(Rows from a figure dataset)
^^^^
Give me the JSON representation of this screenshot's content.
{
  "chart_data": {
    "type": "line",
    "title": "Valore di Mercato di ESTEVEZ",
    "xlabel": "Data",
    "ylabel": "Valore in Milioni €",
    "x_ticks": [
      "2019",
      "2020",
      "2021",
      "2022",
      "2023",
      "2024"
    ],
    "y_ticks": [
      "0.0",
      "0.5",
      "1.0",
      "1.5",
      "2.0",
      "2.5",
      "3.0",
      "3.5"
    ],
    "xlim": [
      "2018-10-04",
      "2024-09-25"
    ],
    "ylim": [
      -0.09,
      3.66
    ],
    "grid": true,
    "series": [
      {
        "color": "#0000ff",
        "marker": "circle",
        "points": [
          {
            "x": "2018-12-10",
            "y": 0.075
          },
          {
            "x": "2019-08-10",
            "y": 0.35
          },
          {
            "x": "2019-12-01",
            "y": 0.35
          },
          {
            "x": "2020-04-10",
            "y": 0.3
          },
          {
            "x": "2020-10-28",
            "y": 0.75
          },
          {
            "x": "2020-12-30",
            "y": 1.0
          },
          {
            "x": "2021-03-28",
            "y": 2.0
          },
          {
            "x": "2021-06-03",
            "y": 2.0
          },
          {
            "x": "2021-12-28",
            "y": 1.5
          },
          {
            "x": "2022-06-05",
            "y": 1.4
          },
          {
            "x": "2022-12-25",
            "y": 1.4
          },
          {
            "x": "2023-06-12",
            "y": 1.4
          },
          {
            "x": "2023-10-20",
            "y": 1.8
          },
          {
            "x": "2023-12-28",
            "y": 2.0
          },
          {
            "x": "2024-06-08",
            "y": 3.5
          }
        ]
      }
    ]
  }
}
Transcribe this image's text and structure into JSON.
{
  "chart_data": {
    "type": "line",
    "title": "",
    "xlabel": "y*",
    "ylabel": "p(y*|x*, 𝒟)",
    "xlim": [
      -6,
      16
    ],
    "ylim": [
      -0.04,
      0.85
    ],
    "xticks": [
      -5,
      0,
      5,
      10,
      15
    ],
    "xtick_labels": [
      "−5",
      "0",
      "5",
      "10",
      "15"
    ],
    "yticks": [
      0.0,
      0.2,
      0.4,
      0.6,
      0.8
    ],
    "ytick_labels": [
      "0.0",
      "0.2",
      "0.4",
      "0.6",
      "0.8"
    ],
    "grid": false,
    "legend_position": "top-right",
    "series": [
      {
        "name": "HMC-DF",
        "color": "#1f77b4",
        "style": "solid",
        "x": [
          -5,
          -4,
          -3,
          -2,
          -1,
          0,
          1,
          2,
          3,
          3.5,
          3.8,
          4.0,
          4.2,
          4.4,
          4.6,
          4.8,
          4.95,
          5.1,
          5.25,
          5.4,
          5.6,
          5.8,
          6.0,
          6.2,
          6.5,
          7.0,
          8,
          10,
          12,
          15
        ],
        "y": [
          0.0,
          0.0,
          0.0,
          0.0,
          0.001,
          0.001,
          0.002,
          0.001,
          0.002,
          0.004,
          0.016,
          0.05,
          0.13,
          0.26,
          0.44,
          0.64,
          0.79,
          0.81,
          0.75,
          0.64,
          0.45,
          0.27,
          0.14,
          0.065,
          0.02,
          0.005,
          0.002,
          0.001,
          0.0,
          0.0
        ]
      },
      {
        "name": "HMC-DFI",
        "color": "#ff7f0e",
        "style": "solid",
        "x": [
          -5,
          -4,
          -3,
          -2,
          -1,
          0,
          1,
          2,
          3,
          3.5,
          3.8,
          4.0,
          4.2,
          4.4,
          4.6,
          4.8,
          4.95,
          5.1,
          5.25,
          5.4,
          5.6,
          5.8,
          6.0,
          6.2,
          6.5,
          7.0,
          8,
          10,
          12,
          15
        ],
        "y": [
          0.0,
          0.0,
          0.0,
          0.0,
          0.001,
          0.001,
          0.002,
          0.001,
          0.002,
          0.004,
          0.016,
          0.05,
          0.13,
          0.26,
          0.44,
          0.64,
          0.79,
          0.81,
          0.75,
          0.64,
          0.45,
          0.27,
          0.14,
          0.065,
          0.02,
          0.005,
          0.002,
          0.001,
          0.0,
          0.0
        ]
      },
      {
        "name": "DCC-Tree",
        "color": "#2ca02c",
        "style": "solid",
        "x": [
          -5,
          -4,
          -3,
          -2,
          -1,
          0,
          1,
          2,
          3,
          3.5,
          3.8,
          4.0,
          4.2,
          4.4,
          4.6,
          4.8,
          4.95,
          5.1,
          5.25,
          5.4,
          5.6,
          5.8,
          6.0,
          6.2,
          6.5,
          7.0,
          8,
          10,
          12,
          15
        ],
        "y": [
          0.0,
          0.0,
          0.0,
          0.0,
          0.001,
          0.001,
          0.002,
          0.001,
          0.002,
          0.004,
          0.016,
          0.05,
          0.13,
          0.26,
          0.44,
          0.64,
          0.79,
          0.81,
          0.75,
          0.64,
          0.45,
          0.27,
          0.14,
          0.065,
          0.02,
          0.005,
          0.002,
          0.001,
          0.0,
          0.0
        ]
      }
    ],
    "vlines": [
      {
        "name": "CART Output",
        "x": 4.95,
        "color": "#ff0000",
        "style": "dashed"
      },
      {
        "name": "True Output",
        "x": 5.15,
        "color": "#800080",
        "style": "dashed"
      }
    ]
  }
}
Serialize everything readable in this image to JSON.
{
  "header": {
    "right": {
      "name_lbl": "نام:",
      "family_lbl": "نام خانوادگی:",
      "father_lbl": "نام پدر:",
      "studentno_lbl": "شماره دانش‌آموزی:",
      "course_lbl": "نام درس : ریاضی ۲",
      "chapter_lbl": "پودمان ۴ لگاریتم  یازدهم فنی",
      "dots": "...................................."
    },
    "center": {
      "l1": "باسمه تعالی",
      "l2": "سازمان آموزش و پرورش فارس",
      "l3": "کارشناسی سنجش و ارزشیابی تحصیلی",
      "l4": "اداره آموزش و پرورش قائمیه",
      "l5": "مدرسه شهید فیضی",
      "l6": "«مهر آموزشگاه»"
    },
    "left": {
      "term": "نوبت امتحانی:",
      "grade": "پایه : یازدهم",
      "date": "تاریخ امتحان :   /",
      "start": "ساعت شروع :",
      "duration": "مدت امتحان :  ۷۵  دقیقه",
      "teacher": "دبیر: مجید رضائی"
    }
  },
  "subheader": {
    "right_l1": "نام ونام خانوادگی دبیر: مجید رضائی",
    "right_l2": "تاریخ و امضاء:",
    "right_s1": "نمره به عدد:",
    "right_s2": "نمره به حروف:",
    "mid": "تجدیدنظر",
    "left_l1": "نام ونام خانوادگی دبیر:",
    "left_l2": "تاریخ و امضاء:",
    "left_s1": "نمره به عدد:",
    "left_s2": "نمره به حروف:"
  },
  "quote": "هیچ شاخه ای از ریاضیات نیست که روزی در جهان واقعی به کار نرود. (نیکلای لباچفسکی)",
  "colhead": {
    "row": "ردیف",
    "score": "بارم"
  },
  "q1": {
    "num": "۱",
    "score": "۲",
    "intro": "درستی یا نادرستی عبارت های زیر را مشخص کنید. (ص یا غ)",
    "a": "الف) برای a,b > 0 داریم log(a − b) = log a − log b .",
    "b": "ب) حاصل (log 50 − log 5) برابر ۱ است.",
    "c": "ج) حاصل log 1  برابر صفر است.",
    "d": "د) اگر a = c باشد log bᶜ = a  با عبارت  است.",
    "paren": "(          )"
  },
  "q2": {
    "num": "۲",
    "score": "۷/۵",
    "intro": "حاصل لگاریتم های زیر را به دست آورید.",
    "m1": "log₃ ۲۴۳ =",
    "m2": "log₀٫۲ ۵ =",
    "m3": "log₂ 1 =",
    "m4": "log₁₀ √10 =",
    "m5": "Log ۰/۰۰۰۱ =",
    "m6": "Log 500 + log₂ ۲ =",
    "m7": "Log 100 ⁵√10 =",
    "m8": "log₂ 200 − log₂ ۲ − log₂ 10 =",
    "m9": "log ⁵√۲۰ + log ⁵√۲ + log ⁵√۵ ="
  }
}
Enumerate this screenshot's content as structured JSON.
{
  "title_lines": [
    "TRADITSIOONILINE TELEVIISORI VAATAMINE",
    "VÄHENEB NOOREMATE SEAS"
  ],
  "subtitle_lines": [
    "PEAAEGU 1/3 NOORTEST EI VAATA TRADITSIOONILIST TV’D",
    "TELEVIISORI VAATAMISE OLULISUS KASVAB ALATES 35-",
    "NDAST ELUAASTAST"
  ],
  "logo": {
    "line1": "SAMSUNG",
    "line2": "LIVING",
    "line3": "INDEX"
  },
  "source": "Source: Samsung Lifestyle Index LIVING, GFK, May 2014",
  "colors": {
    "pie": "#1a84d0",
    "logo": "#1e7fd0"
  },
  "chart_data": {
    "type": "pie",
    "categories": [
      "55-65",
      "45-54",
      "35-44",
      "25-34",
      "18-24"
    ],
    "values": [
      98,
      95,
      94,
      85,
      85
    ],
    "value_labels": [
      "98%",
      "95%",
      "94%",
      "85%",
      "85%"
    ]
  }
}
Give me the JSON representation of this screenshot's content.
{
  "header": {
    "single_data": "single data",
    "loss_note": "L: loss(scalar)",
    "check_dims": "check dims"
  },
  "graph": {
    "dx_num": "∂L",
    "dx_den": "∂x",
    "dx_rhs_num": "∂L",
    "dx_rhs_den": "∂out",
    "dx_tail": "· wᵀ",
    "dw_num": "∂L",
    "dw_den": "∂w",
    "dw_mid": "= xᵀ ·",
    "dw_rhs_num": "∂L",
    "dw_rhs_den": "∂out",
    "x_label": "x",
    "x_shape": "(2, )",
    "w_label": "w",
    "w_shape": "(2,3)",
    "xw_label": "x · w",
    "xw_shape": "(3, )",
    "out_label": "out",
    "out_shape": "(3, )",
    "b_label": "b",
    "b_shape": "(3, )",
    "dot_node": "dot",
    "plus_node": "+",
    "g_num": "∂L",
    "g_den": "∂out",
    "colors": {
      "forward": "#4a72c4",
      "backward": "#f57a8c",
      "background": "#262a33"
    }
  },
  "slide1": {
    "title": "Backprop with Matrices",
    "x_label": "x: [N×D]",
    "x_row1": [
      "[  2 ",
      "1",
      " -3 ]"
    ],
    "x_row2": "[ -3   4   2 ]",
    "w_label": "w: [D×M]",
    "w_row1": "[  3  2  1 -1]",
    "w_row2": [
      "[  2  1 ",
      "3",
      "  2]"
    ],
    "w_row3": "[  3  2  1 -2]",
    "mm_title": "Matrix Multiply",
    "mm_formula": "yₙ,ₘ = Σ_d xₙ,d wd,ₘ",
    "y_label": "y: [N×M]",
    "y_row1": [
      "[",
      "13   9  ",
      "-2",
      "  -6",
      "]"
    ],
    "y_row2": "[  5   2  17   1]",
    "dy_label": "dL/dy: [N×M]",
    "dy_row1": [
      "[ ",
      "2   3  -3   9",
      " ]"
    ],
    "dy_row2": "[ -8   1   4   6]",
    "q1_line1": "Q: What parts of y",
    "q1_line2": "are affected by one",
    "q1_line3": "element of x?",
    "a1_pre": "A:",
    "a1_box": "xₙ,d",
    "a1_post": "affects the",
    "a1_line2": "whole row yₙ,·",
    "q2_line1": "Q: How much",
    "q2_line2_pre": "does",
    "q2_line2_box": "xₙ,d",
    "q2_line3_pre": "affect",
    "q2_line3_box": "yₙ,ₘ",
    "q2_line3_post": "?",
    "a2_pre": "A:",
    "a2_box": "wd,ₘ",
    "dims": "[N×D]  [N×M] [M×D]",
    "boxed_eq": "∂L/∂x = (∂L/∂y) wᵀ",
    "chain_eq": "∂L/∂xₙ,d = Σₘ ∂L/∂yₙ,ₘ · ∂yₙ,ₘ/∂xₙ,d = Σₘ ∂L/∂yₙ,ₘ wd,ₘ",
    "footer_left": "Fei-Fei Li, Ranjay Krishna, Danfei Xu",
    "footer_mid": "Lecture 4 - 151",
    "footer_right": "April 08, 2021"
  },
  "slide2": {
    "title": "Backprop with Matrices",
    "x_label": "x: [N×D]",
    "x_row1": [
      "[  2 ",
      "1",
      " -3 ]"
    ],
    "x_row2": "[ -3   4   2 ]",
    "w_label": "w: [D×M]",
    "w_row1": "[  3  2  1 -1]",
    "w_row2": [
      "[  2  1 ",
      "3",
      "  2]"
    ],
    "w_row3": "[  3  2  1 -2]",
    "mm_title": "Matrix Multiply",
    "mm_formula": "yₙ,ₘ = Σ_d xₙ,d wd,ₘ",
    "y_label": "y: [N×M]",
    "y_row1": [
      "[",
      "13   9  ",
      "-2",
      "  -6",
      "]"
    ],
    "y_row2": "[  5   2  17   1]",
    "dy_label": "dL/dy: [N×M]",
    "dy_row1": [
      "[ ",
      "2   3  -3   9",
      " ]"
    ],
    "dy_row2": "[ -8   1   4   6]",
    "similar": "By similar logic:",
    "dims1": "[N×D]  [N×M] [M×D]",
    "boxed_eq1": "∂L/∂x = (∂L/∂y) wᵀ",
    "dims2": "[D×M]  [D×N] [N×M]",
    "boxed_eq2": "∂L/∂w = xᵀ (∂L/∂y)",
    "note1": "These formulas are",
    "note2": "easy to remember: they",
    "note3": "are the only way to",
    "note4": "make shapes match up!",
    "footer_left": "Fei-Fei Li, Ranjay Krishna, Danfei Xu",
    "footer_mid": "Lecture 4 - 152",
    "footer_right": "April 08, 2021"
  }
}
^^^^
### Exercise prompt
Your task is to collect every line above that contains the word "پرورش".

### Solution for this task
      "l2": "سازمان آموزش و پرورش فارس",
      "l4": "اداره آموزش و پرورش قائمیه",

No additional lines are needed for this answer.